»»

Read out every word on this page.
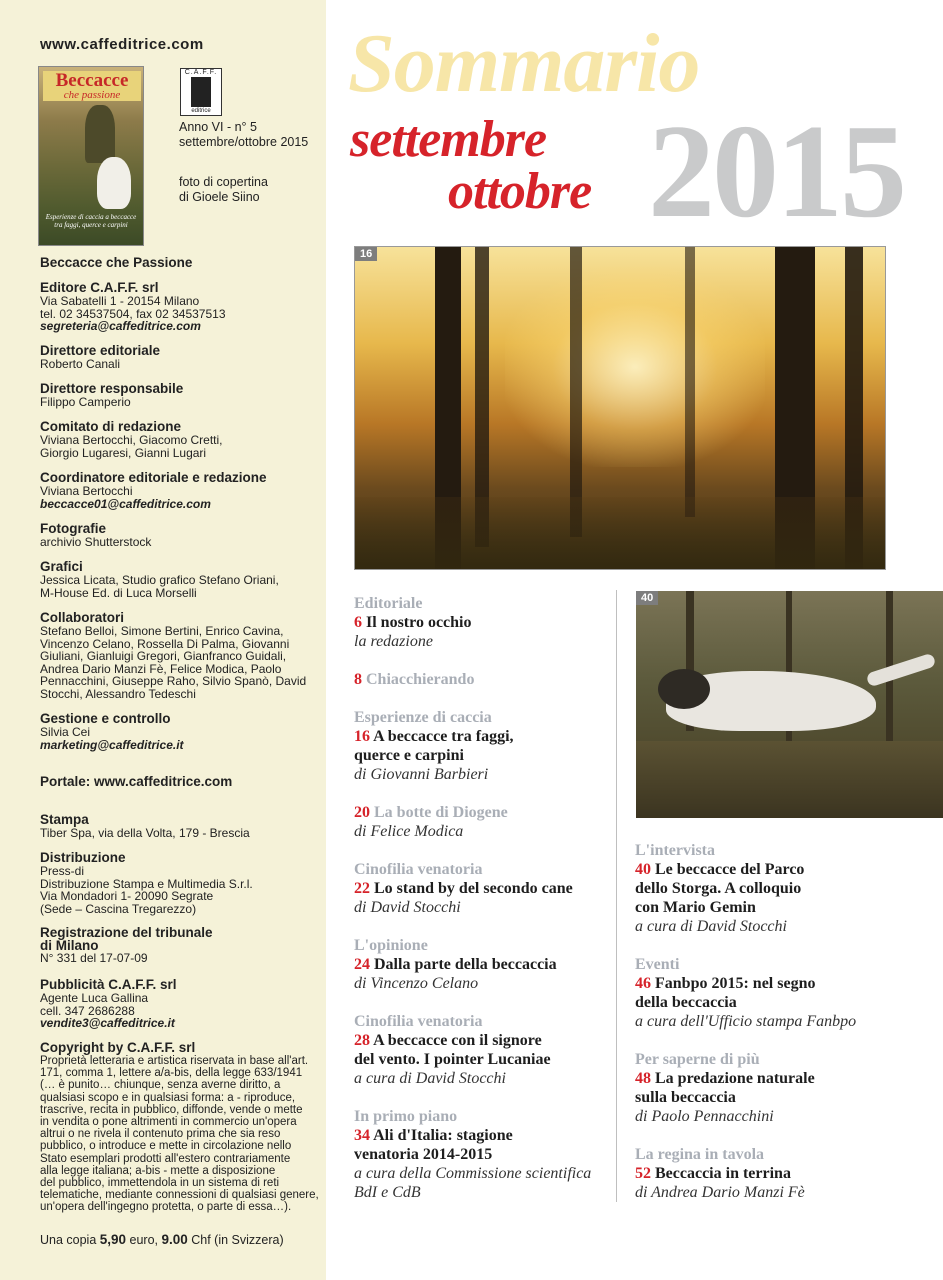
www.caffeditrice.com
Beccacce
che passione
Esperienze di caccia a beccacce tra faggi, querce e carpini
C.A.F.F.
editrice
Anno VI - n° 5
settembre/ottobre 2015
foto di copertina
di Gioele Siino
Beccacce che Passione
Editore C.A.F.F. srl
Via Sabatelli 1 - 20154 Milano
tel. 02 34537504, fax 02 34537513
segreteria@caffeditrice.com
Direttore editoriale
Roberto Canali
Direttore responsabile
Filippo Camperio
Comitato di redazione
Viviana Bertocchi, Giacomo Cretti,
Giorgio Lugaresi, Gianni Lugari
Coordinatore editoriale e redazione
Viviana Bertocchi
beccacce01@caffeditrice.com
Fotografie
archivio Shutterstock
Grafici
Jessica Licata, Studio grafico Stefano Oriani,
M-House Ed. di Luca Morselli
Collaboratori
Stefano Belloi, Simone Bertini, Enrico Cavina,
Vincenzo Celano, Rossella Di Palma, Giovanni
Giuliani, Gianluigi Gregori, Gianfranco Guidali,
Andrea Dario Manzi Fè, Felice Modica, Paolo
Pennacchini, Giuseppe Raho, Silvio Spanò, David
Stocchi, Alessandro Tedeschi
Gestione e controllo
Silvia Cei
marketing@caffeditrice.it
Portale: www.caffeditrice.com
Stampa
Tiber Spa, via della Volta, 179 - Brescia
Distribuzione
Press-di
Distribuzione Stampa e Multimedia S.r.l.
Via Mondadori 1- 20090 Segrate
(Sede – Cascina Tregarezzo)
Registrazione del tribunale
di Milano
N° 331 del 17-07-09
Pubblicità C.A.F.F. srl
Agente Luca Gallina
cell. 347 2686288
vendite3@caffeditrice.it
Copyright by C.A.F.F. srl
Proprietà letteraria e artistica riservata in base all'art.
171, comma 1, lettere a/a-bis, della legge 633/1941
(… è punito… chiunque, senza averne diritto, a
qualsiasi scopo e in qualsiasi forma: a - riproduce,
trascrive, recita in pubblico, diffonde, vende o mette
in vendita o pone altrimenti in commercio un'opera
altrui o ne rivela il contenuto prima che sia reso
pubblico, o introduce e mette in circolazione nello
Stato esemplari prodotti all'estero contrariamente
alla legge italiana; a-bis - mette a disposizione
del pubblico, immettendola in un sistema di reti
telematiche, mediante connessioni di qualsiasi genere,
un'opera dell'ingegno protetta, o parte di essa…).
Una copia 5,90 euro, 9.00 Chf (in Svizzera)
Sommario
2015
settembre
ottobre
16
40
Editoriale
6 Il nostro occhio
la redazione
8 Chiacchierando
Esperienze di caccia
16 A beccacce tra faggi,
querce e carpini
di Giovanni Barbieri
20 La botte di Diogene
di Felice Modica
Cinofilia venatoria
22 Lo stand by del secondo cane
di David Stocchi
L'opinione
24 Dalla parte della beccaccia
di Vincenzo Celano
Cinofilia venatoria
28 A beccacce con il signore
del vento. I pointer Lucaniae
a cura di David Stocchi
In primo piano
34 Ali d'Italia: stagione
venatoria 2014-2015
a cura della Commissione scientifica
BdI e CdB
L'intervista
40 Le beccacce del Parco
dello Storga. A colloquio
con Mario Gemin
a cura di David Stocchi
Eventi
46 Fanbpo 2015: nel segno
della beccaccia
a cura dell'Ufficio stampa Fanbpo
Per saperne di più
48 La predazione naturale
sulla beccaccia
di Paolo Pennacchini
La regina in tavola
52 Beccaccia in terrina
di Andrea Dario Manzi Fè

««

### Exercise details:
Copy out all the data exactly; skip the pictures.

### Solution for this task:
Read out every word on this page.
www.caffeditrice.com
Beccacce
che passione
Esperienze di caccia a beccacce tra faggi, querce e carpini
C.A.F.F.
editrice
Anno VI - n° 5
settembre/ottobre 2015
foto di copertina
di Gioele Siino
Beccacce che Passione
Editore C.A.F.F. srl
Via Sabatelli 1 - 20154 Milano
tel. 02 34537504, fax 02 34537513
segreteria@caffeditrice.com
Direttore editoriale
Roberto Canali
Direttore responsabile
Filippo Camperio
Comitato di redazione
Viviana Bertocchi, Giacomo Cretti,
Giorgio Lugaresi, Gianni Lugari
Coordinatore editoriale e redazione
Viviana Bertocchi
beccacce01@caffeditrice.com
Fotografie
archivio Shutterstock
Grafici
Jessica Licata, Studio grafico Stefano Oriani,
M-House Ed. di Luca Morselli
Collaboratori
Stefano Belloi, Simone Bertini, Enrico Cavina,
Vincenzo Celano, Rossella Di Palma, Giovanni
Giuliani, Gianluigi Gregori, Gianfranco Guidali,
Andrea Dario Manzi Fè, Felice Modica, Paolo
Pennacchini, Giuseppe Raho, Silvio Spanò, David
Stocchi, Alessandro Tedeschi
Gestione e controllo
Silvia Cei
marketing@caffeditrice.it
Portale: www.caffeditrice.com
Stampa
Tiber Spa, via della Volta, 179 - Brescia
Distribuzione
Press-di
Distribuzione Stampa e Multimedia S.r.l.
Via Mondadori 1- 20090 Segrate
(Sede – Cascina Tregarezzo)
Registrazione del tribunale
di Milano
N° 331 del 17-07-09
Pubblicità C.A.F.F. srl
Agente Luca Gallina
cell. 347 2686288
vendite3@caffeditrice.it
Copyright by C.A.F.F. srl
Proprietà letteraria e artistica riservata in base all'art.
171, comma 1, lettere a/a-bis, della legge 633/1941
(… è punito… chiunque, senza averne diritto, a
qualsiasi scopo e in qualsiasi forma: a - riproduce,
trascrive, recita in pubblico, diffonde, vende o mette
in vendita o pone altrimenti in commercio un'opera
altrui o ne rivela il contenuto prima che sia reso
pubblico, o introduce e mette in circolazione nello
Stato esemplari prodotti all'estero contrariamente
alla legge italiana; a-bis - mette a disposizione
del pubblico, immettendola in un sistema di reti
telematiche, mediante connessioni di qualsiasi genere,
un'opera dell'ingegno protetta, o parte di essa…).
Una copia 5,90 euro, 9.00 Chf (in Svizzera)
Sommario
2015
settembre
ottobre
16
40
Editoriale
6 Il nostro occhio
la redazione
8 Chiacchierando
Esperienze di caccia
16 A beccacce tra faggi,
querce e carpini
di Giovanni Barbieri
20 La botte di Diogene
di Felice Modica
Cinofilia venatoria
22 Lo stand by del secondo cane
di David Stocchi
L'opinione
24 Dalla parte della beccaccia
di Vincenzo Celano
Cinofilia venatoria
28 A beccacce con il signore
del vento. I pointer Lucaniae
a cura di David Stocchi
In primo piano
34 Ali d'Italia: stagione
venatoria 2014-2015
a cura della Commissione scientifica
BdI e CdB
L'intervista
40 Le beccacce del Parco
dello Storga. A colloquio
con Mario Gemin
a cura di David Stocchi
Eventi
46 Fanbpo 2015: nel segno
della beccaccia
a cura dell'Ufficio stampa Fanbpo
Per saperne di più
48 La predazione naturale
sulla beccaccia
di Paolo Pennacchini
La regina in tavola
52 Beccaccia in terrina
di Andrea Dario Manzi Fè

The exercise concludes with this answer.